── Exercise inputs
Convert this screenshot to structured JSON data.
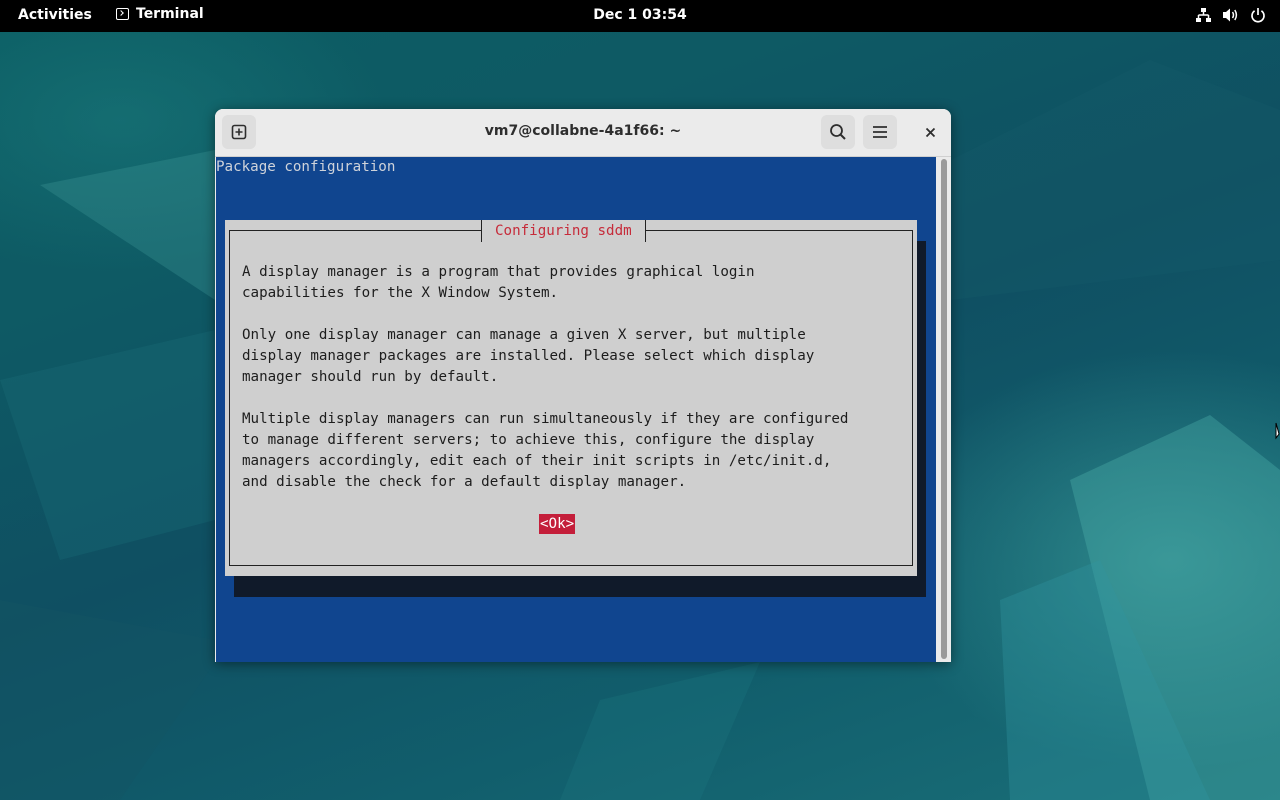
{
  "topbar": {
    "activities": "Activities",
    "app_name": "Terminal",
    "clock": "Dec 1  03:54",
    "tray_icons": [
      "network-icon",
      "volume-icon",
      "power-icon"
    ]
  },
  "window": {
    "title": "vm7@collabne-4a1f66: ~",
    "buttons": [
      "new-tab-icon",
      "search-icon",
      "hamburger-menu-icon",
      "close-icon"
    ]
  },
  "terminal": {
    "header": "Package configuration",
    "dialog": {
      "title": "Configuring sddm",
      "paragraphs": [
        "A display manager is a program that provides graphical login\ncapabilities for the X Window System.",
        "Only one display manager can manage a given X server, but multiple\ndisplay manager packages are installed. Please select which display\nmanager should run by default.",
        "Multiple display managers can run simultaneously if they are configured\nto manage different servers; to achieve this, configure the display\nmanagers accordingly, edit each of their init scripts in /etc/init.d,\nand disable the check for a default display manager."
      ],
      "ok_label": "<Ok>"
    }
  },
  "colors": {
    "terminal_bg": "#10458f",
    "dialog_bg": "#cfcfcf",
    "dialog_title": "#c62b3a",
    "ok_button_bg": "#c41e3a"
  }
}
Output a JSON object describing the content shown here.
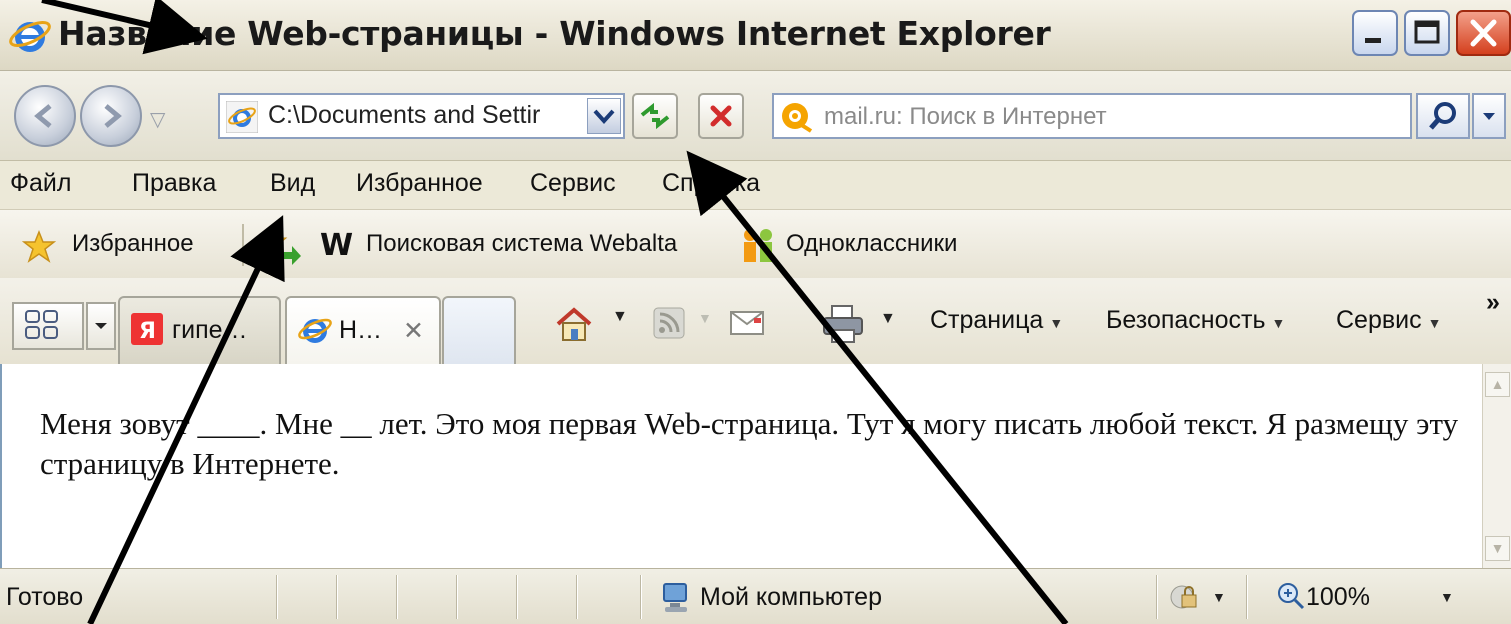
{
  "window": {
    "title": "Название Web-страницы - Windows Internet Explorer",
    "controls": {
      "minimize": "minimize-button",
      "maximize": "maximize-button",
      "close": "close-button"
    }
  },
  "address_bar": {
    "url": "C:\\Documents and Settir",
    "search_placeholder": "mail.ru: Поиск в Интернет"
  },
  "menu": [
    "Файл",
    "Правка",
    "Вид",
    "Избранное",
    "Сервис",
    "Справка"
  ],
  "favorites_bar": {
    "favorites_label": "Избранное",
    "links": [
      "Поисковая система Webalta",
      "Одноклассники"
    ]
  },
  "tabs": {
    "items": [
      "гипе…",
      "Н…"
    ],
    "close_glyph": "✕"
  },
  "command_bar": {
    "page": "Страница",
    "safety": "Безопасность",
    "tools": "Сервис",
    "more": "»"
  },
  "content": {
    "text": "Меня зовут ____. Мне __ лет. Это моя первая Web-страница. Тут я могу писать любой текст. Я размещу эту страницу в Интернете."
  },
  "status_bar": {
    "status": "Готово",
    "zone": "Мой компьютер",
    "zoom": "100%"
  },
  "colors": {
    "accent": "#316ac5",
    "close_red": "#d4401e",
    "chrome": "#ece9d8"
  }
}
────
Transcribe the listing in full. Omit the pictures and keep every line exact.

Convert this screenshot to structured JSON data.
{
  "topbar": {
    "activities": "Activities",
    "app_name": "Terminal",
    "clock": "Dec 1  03:54",
    "tray_icons": [
      "network-icon",
      "volume-icon",
      "power-icon"
    ]
  },
  "window": {
    "title": "vm7@collabne-4a1f66: ~",
    "buttons": [
      "new-tab-icon",
      "search-icon",
      "hamburger-menu-icon",
      "close-icon"
    ]
  },
  "terminal": {
    "header": "Package configuration",
    "dialog": {
      "title": "Configuring sddm",
      "paragraphs": [
        "A display manager is a program that provides graphical login\ncapabilities for the X Window System.",
        "Only one display manager can manage a given X server, but multiple\ndisplay manager packages are installed. Please select which display\nmanager should run by default.",
        "Multiple display managers can run simultaneously if they are configured\nto manage different servers; to achieve this, configure the display\nmanagers accordingly, edit each of their init scripts in /etc/init.d,\nand disable the check for a default display manager."
      ],
      "ok_label": "<Ok>"
    }
  },
  "colors": {
    "terminal_bg": "#10458f",
    "dialog_bg": "#cfcfcf",
    "dialog_title": "#c62b3a",
    "ok_button_bg": "#c41e3a"
  }
}
Output a JSON object describing the content shown here.
{
  "window": {
    "title": "Название Web-страницы - Windows Internet Explorer",
    "controls": {
      "minimize": "minimize-button",
      "maximize": "maximize-button",
      "close": "close-button"
    }
  },
  "address_bar": {
    "url": "C:\\Documents and Settir",
    "search_placeholder": "mail.ru: Поиск в Интернет"
  },
  "menu": [
    "Файл",
    "Правка",
    "Вид",
    "Избранное",
    "Сервис",
    "Справка"
  ],
  "favorites_bar": {
    "favorites_label": "Избранное",
    "links": [
      "Поисковая система Webalta",
      "Одноклассники"
    ]
  },
  "tabs": {
    "items": [
      "гипе…",
      "Н…"
    ],
    "close_glyph": "✕"
  },
  "command_bar": {
    "page": "Страница",
    "safety": "Безопасность",
    "tools": "Сервис",
    "more": "»"
  },
  "content": {
    "text": "Меня зовут ____. Мне __ лет. Это моя первая Web-страница. Тут я могу писать любой текст. Я размещу эту страницу в Интернете."
  },
  "status_bar": {
    "status": "Готово",
    "zone": "Мой компьютер",
    "zoom": "100%"
  },
  "colors": {
    "accent": "#316ac5",
    "close_red": "#d4401e",
    "chrome": "#ece9d8"
  }
}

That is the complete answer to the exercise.